╔══

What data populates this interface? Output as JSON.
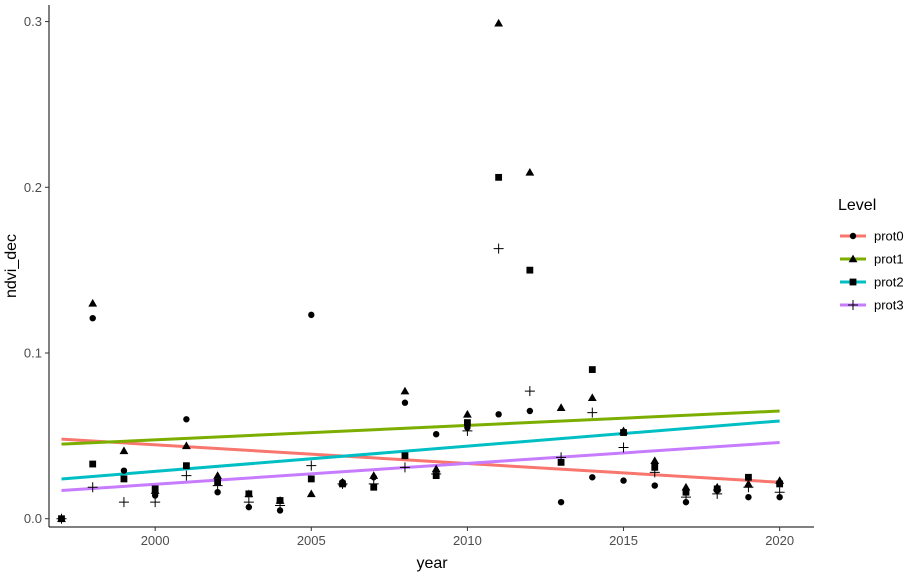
{
  "chart_data": {
    "type": "scatter",
    "xlabel": "year",
    "ylabel": "ndvi_dec",
    "xlim": [
      1996.6,
      2021.1
    ],
    "ylim": [
      -0.005,
      0.31
    ],
    "x_ticks": [
      2000,
      2005,
      2010,
      2015,
      2020
    ],
    "y_ticks": [
      0.0,
      0.1,
      0.2,
      0.3
    ],
    "x_tick_labels": [
      "2000",
      "2005",
      "2010",
      "2015",
      "2020"
    ],
    "y_tick_labels": [
      "0.0",
      "0.1",
      "0.2",
      "0.3"
    ],
    "grid": false,
    "legend": {
      "title": "Level",
      "position": "right"
    },
    "series": [
      {
        "name": "prot0",
        "marker": "circle",
        "color": "#F8766D",
        "trend": [
          [
            1997,
            0.048
          ],
          [
            2020,
            0.022
          ]
        ],
        "points": [
          [
            1997,
            0.0
          ],
          [
            1998,
            0.121
          ],
          [
            1999,
            0.029
          ],
          [
            2000,
            0.014
          ],
          [
            2001,
            0.06
          ],
          [
            2002,
            0.016
          ],
          [
            2003,
            0.007
          ],
          [
            2004,
            0.005
          ],
          [
            2005,
            0.123
          ],
          [
            2006,
            0.022
          ],
          [
            2007,
            0.025
          ],
          [
            2008,
            0.07
          ],
          [
            2009,
            0.051
          ],
          [
            2010,
            0.055
          ],
          [
            2011,
            0.063
          ],
          [
            2012,
            0.065
          ],
          [
            2013,
            0.01
          ],
          [
            2014,
            0.025
          ],
          [
            2015,
            0.023
          ],
          [
            2016,
            0.02
          ],
          [
            2017,
            0.01
          ],
          [
            2018,
            0.017
          ],
          [
            2019,
            0.013
          ],
          [
            2020,
            0.013
          ]
        ]
      },
      {
        "name": "prot1",
        "marker": "triangle",
        "color": "#7CAE00",
        "trend": [
          [
            1997,
            0.045
          ],
          [
            2020,
            0.065
          ]
        ],
        "points": [
          [
            1997,
            0.0
          ],
          [
            1998,
            0.13
          ],
          [
            1999,
            0.041
          ],
          [
            2000,
            0.017
          ],
          [
            2001,
            0.044
          ],
          [
            2002,
            0.026
          ],
          [
            2003,
            0.015
          ],
          [
            2004,
            0.011
          ],
          [
            2005,
            0.015
          ],
          [
            2006,
            0.022
          ],
          [
            2007,
            0.026
          ],
          [
            2008,
            0.077
          ],
          [
            2009,
            0.03
          ],
          [
            2010,
            0.063
          ],
          [
            2011,
            0.299
          ],
          [
            2012,
            0.209
          ],
          [
            2013,
            0.067
          ],
          [
            2014,
            0.073
          ],
          [
            2015,
            0.053
          ],
          [
            2016,
            0.035
          ],
          [
            2017,
            0.019
          ],
          [
            2018,
            0.019
          ],
          [
            2019,
            0.021
          ],
          [
            2020,
            0.023
          ]
        ]
      },
      {
        "name": "prot2",
        "marker": "square",
        "color": "#00BFC4",
        "trend": [
          [
            1997,
            0.024
          ],
          [
            2020,
            0.059
          ]
        ],
        "points": [
          [
            1997,
            0.0
          ],
          [
            1998,
            0.033
          ],
          [
            1999,
            0.024
          ],
          [
            2000,
            0.018
          ],
          [
            2001,
            0.032
          ],
          [
            2002,
            0.022
          ],
          [
            2003,
            0.015
          ],
          [
            2004,
            0.011
          ],
          [
            2005,
            0.024
          ],
          [
            2006,
            0.021
          ],
          [
            2007,
            0.019
          ],
          [
            2008,
            0.038
          ],
          [
            2009,
            0.026
          ],
          [
            2010,
            0.058
          ],
          [
            2011,
            0.206
          ],
          [
            2012,
            0.15
          ],
          [
            2013,
            0.034
          ],
          [
            2014,
            0.09
          ],
          [
            2015,
            0.052
          ],
          [
            2016,
            0.031
          ],
          [
            2017,
            0.016
          ],
          [
            2018,
            0.018
          ],
          [
            2019,
            0.025
          ],
          [
            2020,
            0.021
          ]
        ]
      },
      {
        "name": "prot3",
        "marker": "plus",
        "color": "#C77CFF",
        "trend": [
          [
            1997,
            0.017
          ],
          [
            2020,
            0.046
          ]
        ],
        "points": [
          [
            1997,
            0.0
          ],
          [
            1998,
            0.019
          ],
          [
            1999,
            0.01
          ],
          [
            2000,
            0.01
          ],
          [
            2001,
            0.026
          ],
          [
            2002,
            0.02
          ],
          [
            2003,
            0.01
          ],
          [
            2004,
            0.008
          ],
          [
            2005,
            0.032
          ],
          [
            2006,
            0.021
          ],
          [
            2007,
            0.021
          ],
          [
            2008,
            0.031
          ],
          [
            2009,
            0.027
          ],
          [
            2010,
            0.053
          ],
          [
            2011,
            0.163
          ],
          [
            2012,
            0.077
          ],
          [
            2013,
            0.037
          ],
          [
            2014,
            0.064
          ],
          [
            2015,
            0.043
          ],
          [
            2016,
            0.028
          ],
          [
            2017,
            0.013
          ],
          [
            2018,
            0.015
          ],
          [
            2019,
            0.019
          ],
          [
            2020,
            0.016
          ]
        ]
      }
    ]
  }
}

╚══

Written task. Print every entry above again without changing a word, and omit the pictures.

Result of this task.
What data populates this interface? Output as JSON.
{
  "chart_data": {
    "type": "scatter",
    "xlabel": "year",
    "ylabel": "ndvi_dec",
    "xlim": [
      1996.6,
      2021.1
    ],
    "ylim": [
      -0.005,
      0.31
    ],
    "x_ticks": [
      2000,
      2005,
      2010,
      2015,
      2020
    ],
    "y_ticks": [
      0.0,
      0.1,
      0.2,
      0.3
    ],
    "x_tick_labels": [
      "2000",
      "2005",
      "2010",
      "2015",
      "2020"
    ],
    "y_tick_labels": [
      "0.0",
      "0.1",
      "0.2",
      "0.3"
    ],
    "grid": false,
    "legend": {
      "title": "Level",
      "position": "right"
    },
    "series": [
      {
        "name": "prot0",
        "marker": "circle",
        "color": "#F8766D",
        "trend": [
          [
            1997,
            0.048
          ],
          [
            2020,
            0.022
          ]
        ],
        "points": [
          [
            1997,
            0.0
          ],
          [
            1998,
            0.121
          ],
          [
            1999,
            0.029
          ],
          [
            2000,
            0.014
          ],
          [
            2001,
            0.06
          ],
          [
            2002,
            0.016
          ],
          [
            2003,
            0.007
          ],
          [
            2004,
            0.005
          ],
          [
            2005,
            0.123
          ],
          [
            2006,
            0.022
          ],
          [
            2007,
            0.025
          ],
          [
            2008,
            0.07
          ],
          [
            2009,
            0.051
          ],
          [
            2010,
            0.055
          ],
          [
            2011,
            0.063
          ],
          [
            2012,
            0.065
          ],
          [
            2013,
            0.01
          ],
          [
            2014,
            0.025
          ],
          [
            2015,
            0.023
          ],
          [
            2016,
            0.02
          ],
          [
            2017,
            0.01
          ],
          [
            2018,
            0.017
          ],
          [
            2019,
            0.013
          ],
          [
            2020,
            0.013
          ]
        ]
      },
      {
        "name": "prot1",
        "marker": "triangle",
        "color": "#7CAE00",
        "trend": [
          [
            1997,
            0.045
          ],
          [
            2020,
            0.065
          ]
        ],
        "points": [
          [
            1997,
            0.0
          ],
          [
            1998,
            0.13
          ],
          [
            1999,
            0.041
          ],
          [
            2000,
            0.017
          ],
          [
            2001,
            0.044
          ],
          [
            2002,
            0.026
          ],
          [
            2003,
            0.015
          ],
          [
            2004,
            0.011
          ],
          [
            2005,
            0.015
          ],
          [
            2006,
            0.022
          ],
          [
            2007,
            0.026
          ],
          [
            2008,
            0.077
          ],
          [
            2009,
            0.03
          ],
          [
            2010,
            0.063
          ],
          [
            2011,
            0.299
          ],
          [
            2012,
            0.209
          ],
          [
            2013,
            0.067
          ],
          [
            2014,
            0.073
          ],
          [
            2015,
            0.053
          ],
          [
            2016,
            0.035
          ],
          [
            2017,
            0.019
          ],
          [
            2018,
            0.019
          ],
          [
            2019,
            0.021
          ],
          [
            2020,
            0.023
          ]
        ]
      },
      {
        "name": "prot2",
        "marker": "square",
        "color": "#00BFC4",
        "trend": [
          [
            1997,
            0.024
          ],
          [
            2020,
            0.059
          ]
        ],
        "points": [
          [
            1997,
            0.0
          ],
          [
            1998,
            0.033
          ],
          [
            1999,
            0.024
          ],
          [
            2000,
            0.018
          ],
          [
            2001,
            0.032
          ],
          [
            2002,
            0.022
          ],
          [
            2003,
            0.015
          ],
          [
            2004,
            0.011
          ],
          [
            2005,
            0.024
          ],
          [
            2006,
            0.021
          ],
          [
            2007,
            0.019
          ],
          [
            2008,
            0.038
          ],
          [
            2009,
            0.026
          ],
          [
            2010,
            0.058
          ],
          [
            2011,
            0.206
          ],
          [
            2012,
            0.15
          ],
          [
            2013,
            0.034
          ],
          [
            2014,
            0.09
          ],
          [
            2015,
            0.052
          ],
          [
            2016,
            0.031
          ],
          [
            2017,
            0.016
          ],
          [
            2018,
            0.018
          ],
          [
            2019,
            0.025
          ],
          [
            2020,
            0.021
          ]
        ]
      },
      {
        "name": "prot3",
        "marker": "plus",
        "color": "#C77CFF",
        "trend": [
          [
            1997,
            0.017
          ],
          [
            2020,
            0.046
          ]
        ],
        "points": [
          [
            1997,
            0.0
          ],
          [
            1998,
            0.019
          ],
          [
            1999,
            0.01
          ],
          [
            2000,
            0.01
          ],
          [
            2001,
            0.026
          ],
          [
            2002,
            0.02
          ],
          [
            2003,
            0.01
          ],
          [
            2004,
            0.008
          ],
          [
            2005,
            0.032
          ],
          [
            2006,
            0.021
          ],
          [
            2007,
            0.021
          ],
          [
            2008,
            0.031
          ],
          [
            2009,
            0.027
          ],
          [
            2010,
            0.053
          ],
          [
            2011,
            0.163
          ],
          [
            2012,
            0.077
          ],
          [
            2013,
            0.037
          ],
          [
            2014,
            0.064
          ],
          [
            2015,
            0.043
          ],
          [
            2016,
            0.028
          ],
          [
            2017,
            0.013
          ],
          [
            2018,
            0.015
          ],
          [
            2019,
            0.019
          ],
          [
            2020,
            0.016
          ]
        ]
      }
    ]
  }
}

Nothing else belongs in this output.